• **CHALLENGE**
Show every line where "主题无关" occurs.

>> Begin EXTRACTED MATERIAL

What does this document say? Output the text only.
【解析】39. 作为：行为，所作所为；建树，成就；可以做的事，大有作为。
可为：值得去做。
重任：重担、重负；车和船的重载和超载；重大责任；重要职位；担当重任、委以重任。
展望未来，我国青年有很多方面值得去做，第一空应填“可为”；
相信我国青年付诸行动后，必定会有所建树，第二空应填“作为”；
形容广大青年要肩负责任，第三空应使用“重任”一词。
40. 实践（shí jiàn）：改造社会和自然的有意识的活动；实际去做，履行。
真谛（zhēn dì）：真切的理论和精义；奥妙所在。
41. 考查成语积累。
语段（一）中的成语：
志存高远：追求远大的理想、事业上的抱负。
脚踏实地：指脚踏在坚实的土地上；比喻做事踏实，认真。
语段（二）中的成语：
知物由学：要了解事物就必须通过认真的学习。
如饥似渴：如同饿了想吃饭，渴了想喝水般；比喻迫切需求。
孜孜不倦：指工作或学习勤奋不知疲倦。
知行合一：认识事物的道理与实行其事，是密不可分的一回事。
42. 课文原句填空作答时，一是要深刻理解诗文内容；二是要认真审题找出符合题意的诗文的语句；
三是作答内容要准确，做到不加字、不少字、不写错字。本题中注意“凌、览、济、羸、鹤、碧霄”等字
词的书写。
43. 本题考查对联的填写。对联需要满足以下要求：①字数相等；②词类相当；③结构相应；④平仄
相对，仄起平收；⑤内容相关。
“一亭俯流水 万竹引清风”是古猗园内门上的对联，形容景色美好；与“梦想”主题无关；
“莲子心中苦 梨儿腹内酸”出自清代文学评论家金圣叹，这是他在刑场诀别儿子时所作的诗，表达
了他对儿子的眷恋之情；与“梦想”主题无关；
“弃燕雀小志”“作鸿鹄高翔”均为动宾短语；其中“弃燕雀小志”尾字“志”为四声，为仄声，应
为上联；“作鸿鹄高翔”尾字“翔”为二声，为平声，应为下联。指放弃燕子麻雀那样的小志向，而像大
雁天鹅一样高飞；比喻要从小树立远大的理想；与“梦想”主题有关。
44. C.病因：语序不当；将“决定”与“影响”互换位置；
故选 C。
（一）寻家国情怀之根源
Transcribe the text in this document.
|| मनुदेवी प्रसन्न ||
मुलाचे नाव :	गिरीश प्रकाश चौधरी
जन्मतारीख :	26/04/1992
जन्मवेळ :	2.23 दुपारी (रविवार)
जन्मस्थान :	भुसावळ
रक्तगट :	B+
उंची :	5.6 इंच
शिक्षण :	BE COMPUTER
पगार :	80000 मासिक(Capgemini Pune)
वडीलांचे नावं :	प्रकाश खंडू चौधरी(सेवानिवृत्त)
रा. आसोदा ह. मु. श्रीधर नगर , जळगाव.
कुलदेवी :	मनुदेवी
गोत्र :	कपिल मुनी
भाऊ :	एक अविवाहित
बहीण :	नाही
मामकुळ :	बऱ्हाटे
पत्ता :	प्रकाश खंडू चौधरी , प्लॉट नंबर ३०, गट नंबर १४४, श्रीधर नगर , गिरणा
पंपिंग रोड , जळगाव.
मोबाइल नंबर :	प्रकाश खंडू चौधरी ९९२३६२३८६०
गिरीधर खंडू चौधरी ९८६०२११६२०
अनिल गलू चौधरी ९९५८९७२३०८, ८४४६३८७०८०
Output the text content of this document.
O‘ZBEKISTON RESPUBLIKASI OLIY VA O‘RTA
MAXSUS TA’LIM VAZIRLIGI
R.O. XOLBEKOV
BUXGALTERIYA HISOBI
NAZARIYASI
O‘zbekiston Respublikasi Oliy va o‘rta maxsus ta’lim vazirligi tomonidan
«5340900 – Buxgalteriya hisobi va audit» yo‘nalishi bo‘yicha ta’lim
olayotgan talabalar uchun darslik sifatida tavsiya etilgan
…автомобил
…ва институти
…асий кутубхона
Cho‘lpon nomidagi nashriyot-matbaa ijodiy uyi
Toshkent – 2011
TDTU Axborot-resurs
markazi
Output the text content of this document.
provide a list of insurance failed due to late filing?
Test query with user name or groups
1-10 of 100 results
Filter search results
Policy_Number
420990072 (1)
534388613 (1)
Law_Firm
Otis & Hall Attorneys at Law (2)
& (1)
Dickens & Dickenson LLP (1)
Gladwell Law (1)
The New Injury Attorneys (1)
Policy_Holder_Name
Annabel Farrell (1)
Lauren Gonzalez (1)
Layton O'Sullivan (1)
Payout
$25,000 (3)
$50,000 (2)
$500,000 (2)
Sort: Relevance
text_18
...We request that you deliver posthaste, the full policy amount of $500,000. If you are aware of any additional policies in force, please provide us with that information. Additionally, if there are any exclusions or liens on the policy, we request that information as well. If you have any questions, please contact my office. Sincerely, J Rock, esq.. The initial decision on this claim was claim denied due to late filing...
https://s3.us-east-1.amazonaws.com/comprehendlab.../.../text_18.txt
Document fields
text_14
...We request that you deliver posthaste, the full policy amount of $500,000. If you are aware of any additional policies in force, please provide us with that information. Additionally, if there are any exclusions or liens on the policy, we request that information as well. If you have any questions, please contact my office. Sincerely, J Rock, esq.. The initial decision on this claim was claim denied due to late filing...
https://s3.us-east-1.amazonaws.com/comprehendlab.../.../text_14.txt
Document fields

>> End EXTRACTED MATERIAL

• **COMPLETE OUTPUT**
“一亭俯流水 万竹引清风”是古猗园内门上的对联，形容景色美好；与“梦想”主题无关；
了他对儿子的眷恋之情；与“梦想”主题无关；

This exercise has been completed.